━━━ MATERIAL PROVIDED ━━━
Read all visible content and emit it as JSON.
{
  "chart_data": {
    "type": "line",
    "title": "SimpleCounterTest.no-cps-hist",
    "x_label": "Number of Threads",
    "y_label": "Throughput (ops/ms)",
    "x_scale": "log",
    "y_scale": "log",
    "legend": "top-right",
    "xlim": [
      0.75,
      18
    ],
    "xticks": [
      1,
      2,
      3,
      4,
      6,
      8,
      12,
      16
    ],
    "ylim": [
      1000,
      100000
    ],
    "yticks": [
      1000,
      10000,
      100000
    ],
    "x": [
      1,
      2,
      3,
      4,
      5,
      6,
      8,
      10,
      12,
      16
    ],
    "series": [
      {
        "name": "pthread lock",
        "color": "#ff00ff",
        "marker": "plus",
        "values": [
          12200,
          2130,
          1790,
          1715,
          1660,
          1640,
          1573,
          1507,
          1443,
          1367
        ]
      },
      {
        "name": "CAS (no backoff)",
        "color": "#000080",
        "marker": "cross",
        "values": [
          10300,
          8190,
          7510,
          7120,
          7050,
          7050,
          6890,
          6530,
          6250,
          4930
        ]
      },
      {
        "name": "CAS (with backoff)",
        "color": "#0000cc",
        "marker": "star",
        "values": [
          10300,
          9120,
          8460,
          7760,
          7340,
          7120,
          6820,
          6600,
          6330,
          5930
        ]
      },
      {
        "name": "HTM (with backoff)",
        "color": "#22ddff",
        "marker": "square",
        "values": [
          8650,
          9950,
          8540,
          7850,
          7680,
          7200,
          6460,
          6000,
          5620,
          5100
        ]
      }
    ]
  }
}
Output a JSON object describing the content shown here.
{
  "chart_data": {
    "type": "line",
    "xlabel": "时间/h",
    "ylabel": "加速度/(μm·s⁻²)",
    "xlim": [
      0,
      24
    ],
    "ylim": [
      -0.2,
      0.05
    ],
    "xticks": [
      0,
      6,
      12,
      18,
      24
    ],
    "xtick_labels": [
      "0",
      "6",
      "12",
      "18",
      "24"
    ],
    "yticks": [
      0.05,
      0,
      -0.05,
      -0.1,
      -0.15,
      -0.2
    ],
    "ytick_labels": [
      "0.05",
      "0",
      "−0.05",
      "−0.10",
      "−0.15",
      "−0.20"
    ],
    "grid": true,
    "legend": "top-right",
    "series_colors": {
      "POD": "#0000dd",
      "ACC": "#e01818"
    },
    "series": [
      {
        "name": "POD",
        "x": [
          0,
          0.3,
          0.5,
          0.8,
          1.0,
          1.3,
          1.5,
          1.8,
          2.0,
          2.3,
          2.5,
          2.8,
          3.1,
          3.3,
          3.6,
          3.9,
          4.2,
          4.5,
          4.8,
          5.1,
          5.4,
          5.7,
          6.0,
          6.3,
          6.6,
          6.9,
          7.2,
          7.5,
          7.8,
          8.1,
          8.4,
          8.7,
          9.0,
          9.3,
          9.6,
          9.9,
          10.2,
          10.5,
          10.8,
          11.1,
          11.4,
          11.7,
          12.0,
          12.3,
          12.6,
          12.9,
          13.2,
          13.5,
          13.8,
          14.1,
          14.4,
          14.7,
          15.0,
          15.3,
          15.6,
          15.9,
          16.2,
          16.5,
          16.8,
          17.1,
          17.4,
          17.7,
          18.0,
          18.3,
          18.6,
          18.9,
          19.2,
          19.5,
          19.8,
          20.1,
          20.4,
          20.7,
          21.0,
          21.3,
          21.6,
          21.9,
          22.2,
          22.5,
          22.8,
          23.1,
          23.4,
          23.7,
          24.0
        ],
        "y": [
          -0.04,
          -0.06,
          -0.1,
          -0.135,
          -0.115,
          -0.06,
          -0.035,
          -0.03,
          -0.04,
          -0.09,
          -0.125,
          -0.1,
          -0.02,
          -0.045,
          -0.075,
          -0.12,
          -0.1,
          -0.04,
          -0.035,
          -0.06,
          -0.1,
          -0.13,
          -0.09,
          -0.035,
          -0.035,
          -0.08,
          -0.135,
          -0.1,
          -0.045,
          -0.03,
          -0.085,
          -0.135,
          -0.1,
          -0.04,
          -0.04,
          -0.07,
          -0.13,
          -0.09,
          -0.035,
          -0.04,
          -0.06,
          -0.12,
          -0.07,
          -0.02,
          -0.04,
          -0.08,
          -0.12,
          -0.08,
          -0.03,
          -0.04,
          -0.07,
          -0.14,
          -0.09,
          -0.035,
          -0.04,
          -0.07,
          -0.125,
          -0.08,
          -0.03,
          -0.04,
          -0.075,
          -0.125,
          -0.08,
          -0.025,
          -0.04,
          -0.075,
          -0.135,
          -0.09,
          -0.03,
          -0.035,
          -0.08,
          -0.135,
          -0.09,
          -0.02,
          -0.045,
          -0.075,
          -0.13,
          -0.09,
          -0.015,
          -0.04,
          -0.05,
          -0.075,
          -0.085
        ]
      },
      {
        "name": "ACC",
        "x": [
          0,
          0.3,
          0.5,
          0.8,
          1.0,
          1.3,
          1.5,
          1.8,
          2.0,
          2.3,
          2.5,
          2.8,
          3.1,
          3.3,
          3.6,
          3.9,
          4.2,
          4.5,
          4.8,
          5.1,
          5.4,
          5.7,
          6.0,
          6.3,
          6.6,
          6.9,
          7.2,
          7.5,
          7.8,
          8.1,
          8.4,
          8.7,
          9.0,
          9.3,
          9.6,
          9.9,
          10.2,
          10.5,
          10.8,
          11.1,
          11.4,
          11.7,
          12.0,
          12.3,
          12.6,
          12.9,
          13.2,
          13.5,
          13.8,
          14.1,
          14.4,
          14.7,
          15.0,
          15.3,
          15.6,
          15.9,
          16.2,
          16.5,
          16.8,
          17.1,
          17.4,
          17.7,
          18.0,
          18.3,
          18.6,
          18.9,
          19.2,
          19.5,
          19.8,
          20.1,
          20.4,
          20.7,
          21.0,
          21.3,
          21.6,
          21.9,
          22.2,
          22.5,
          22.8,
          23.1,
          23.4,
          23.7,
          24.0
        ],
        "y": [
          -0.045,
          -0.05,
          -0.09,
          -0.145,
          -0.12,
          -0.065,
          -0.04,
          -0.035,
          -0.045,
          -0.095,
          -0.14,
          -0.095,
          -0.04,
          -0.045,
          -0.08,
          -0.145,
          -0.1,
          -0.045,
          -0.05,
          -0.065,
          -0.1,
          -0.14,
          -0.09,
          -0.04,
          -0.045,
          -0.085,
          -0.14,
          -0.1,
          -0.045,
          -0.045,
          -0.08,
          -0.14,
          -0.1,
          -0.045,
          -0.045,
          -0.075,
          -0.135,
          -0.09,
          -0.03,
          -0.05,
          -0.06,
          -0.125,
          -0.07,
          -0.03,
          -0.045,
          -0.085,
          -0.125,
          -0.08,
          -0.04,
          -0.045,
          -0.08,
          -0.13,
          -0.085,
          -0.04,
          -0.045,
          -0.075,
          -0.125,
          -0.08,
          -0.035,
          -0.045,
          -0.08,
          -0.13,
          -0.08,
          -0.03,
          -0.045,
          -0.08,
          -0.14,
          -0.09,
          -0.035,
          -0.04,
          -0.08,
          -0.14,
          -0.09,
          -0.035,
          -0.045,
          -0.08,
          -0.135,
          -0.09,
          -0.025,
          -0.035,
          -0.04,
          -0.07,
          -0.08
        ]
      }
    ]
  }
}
━━━
EXERCISE PROMPT » What is needed here is an exact reproduction of all the entries.

SOLUTION »
Read all visible content and emit it as JSON.
{
  "chart_data": {
    "type": "line",
    "title": "SimpleCounterTest.no-cps-hist",
    "x_label": "Number of Threads",
    "y_label": "Throughput (ops/ms)",
    "x_scale": "log",
    "y_scale": "log",
    "legend": "top-right",
    "xlim": [
      0.75,
      18
    ],
    "xticks": [
      1,
      2,
      3,
      4,
      6,
      8,
      12,
      16
    ],
    "ylim": [
      1000,
      100000
    ],
    "yticks": [
      1000,
      10000,
      100000
    ],
    "x": [
      1,
      2,
      3,
      4,
      5,
      6,
      8,
      10,
      12,
      16
    ],
    "series": [
      {
        "name": "pthread lock",
        "color": "#ff00ff",
        "marker": "plus",
        "values": [
          12200,
          2130,
          1790,
          1715,
          1660,
          1640,
          1573,
          1507,
          1443,
          1367
        ]
      },
      {
        "name": "CAS (no backoff)",
        "color": "#000080",
        "marker": "cross",
        "values": [
          10300,
          8190,
          7510,
          7120,
          7050,
          7050,
          6890,
          6530,
          6250,
          4930
        ]
      },
      {
        "name": "CAS (with backoff)",
        "color": "#0000cc",
        "marker": "star",
        "values": [
          10300,
          9120,
          8460,
          7760,
          7340,
          7120,
          6820,
          6600,
          6330,
          5930
        ]
      },
      {
        "name": "HTM (with backoff)",
        "color": "#22ddff",
        "marker": "square",
        "values": [
          8650,
          9950,
          8540,
          7850,
          7680,
          7200,
          6460,
          6000,
          5620,
          5100
        ]
      }
    ]
  }
}
Output a JSON object describing the content shown here.
{
  "chart_data": {
    "type": "line",
    "xlabel": "时间/h",
    "ylabel": "加速度/(μm·s⁻²)",
    "xlim": [
      0,
      24
    ],
    "ylim": [
      -0.2,
      0.05
    ],
    "xticks": [
      0,
      6,
      12,
      18,
      24
    ],
    "xtick_labels": [
      "0",
      "6",
      "12",
      "18",
      "24"
    ],
    "yticks": [
      0.05,
      0,
      -0.05,
      -0.1,
      -0.15,
      -0.2
    ],
    "ytick_labels": [
      "0.05",
      "0",
      "−0.05",
      "−0.10",
      "−0.15",
      "−0.20"
    ],
    "grid": true,
    "legend": "top-right",
    "series_colors": {
      "POD": "#0000dd",
      "ACC": "#e01818"
    },
    "series": [
      {
        "name": "POD",
        "x": [
          0,
          0.3,
          0.5,
          0.8,
          1.0,
          1.3,
          1.5,
          1.8,
          2.0,
          2.3,
          2.5,
          2.8,
          3.1,
          3.3,
          3.6,
          3.9,
          4.2,
          4.5,
          4.8,
          5.1,
          5.4,
          5.7,
          6.0,
          6.3,
          6.6,
          6.9,
          7.2,
          7.5,
          7.8,
          8.1,
          8.4,
          8.7,
          9.0,
          9.3,
          9.6,
          9.9,
          10.2,
          10.5,
          10.8,
          11.1,
          11.4,
          11.7,
          12.0,
          12.3,
          12.6,
          12.9,
          13.2,
          13.5,
          13.8,
          14.1,
          14.4,
          14.7,
          15.0,
          15.3,
          15.6,
          15.9,
          16.2,
          16.5,
          16.8,
          17.1,
          17.4,
          17.7,
          18.0,
          18.3,
          18.6,
          18.9,
          19.2,
          19.5,
          19.8,
          20.1,
          20.4,
          20.7,
          21.0,
          21.3,
          21.6,
          21.9,
          22.2,
          22.5,
          22.8,
          23.1,
          23.4,
          23.7,
          24.0
        ],
        "y": [
          -0.04,
          -0.06,
          -0.1,
          -0.135,
          -0.115,
          -0.06,
          -0.035,
          -0.03,
          -0.04,
          -0.09,
          -0.125,
          -0.1,
          -0.02,
          -0.045,
          -0.075,
          -0.12,
          -0.1,
          -0.04,
          -0.035,
          -0.06,
          -0.1,
          -0.13,
          -0.09,
          -0.035,
          -0.035,
          -0.08,
          -0.135,
          -0.1,
          -0.045,
          -0.03,
          -0.085,
          -0.135,
          -0.1,
          -0.04,
          -0.04,
          -0.07,
          -0.13,
          -0.09,
          -0.035,
          -0.04,
          -0.06,
          -0.12,
          -0.07,
          -0.02,
          -0.04,
          -0.08,
          -0.12,
          -0.08,
          -0.03,
          -0.04,
          -0.07,
          -0.14,
          -0.09,
          -0.035,
          -0.04,
          -0.07,
          -0.125,
          -0.08,
          -0.03,
          -0.04,
          -0.075,
          -0.125,
          -0.08,
          -0.025,
          -0.04,
          -0.075,
          -0.135,
          -0.09,
          -0.03,
          -0.035,
          -0.08,
          -0.135,
          -0.09,
          -0.02,
          -0.045,
          -0.075,
          -0.13,
          -0.09,
          -0.015,
          -0.04,
          -0.05,
          -0.075,
          -0.085
        ]
      },
      {
        "name": "ACC",
        "x": [
          0,
          0.3,
          0.5,
          0.8,
          1.0,
          1.3,
          1.5,
          1.8,
          2.0,
          2.3,
          2.5,
          2.8,
          3.1,
          3.3,
          3.6,
          3.9,
          4.2,
          4.5,
          4.8,
          5.1,
          5.4,
          5.7,
          6.0,
          6.3,
          6.6,
          6.9,
          7.2,
          7.5,
          7.8,
          8.1,
          8.4,
          8.7,
          9.0,
          9.3,
          9.6,
          9.9,
          10.2,
          10.5,
          10.8,
          11.1,
          11.4,
          11.7,
          12.0,
          12.3,
          12.6,
          12.9,
          13.2,
          13.5,
          13.8,
          14.1,
          14.4,
          14.7,
          15.0,
          15.3,
          15.6,
          15.9,
          16.2,
          16.5,
          16.8,
          17.1,
          17.4,
          17.7,
          18.0,
          18.3,
          18.6,
          18.9,
          19.2,
          19.5,
          19.8,
          20.1,
          20.4,
          20.7,
          21.0,
          21.3,
          21.6,
          21.9,
          22.2,
          22.5,
          22.8,
          23.1,
          23.4,
          23.7,
          24.0
        ],
        "y": [
          -0.045,
          -0.05,
          -0.09,
          -0.145,
          -0.12,
          -0.065,
          -0.04,
          -0.035,
          -0.045,
          -0.095,
          -0.14,
          -0.095,
          -0.04,
          -0.045,
          -0.08,
          -0.145,
          -0.1,
          -0.045,
          -0.05,
          -0.065,
          -0.1,
          -0.14,
          -0.09,
          -0.04,
          -0.045,
          -0.085,
          -0.14,
          -0.1,
          -0.045,
          -0.045,
          -0.08,
          -0.14,
          -0.1,
          -0.045,
          -0.045,
          -0.075,
          -0.135,
          -0.09,
          -0.03,
          -0.05,
          -0.06,
          -0.125,
          -0.07,
          -0.03,
          -0.045,
          -0.085,
          -0.125,
          -0.08,
          -0.04,
          -0.045,
          -0.08,
          -0.13,
          -0.085,
          -0.04,
          -0.045,
          -0.075,
          -0.125,
          -0.08,
          -0.035,
          -0.045,
          -0.08,
          -0.13,
          -0.08,
          -0.03,
          -0.045,
          -0.08,
          -0.14,
          -0.09,
          -0.035,
          -0.04,
          -0.08,
          -0.14,
          -0.09,
          -0.035,
          -0.045,
          -0.08,
          -0.135,
          -0.09,
          -0.025,
          -0.035,
          -0.04,
          -0.07,
          -0.08
        ]
      }
    ]
  }
}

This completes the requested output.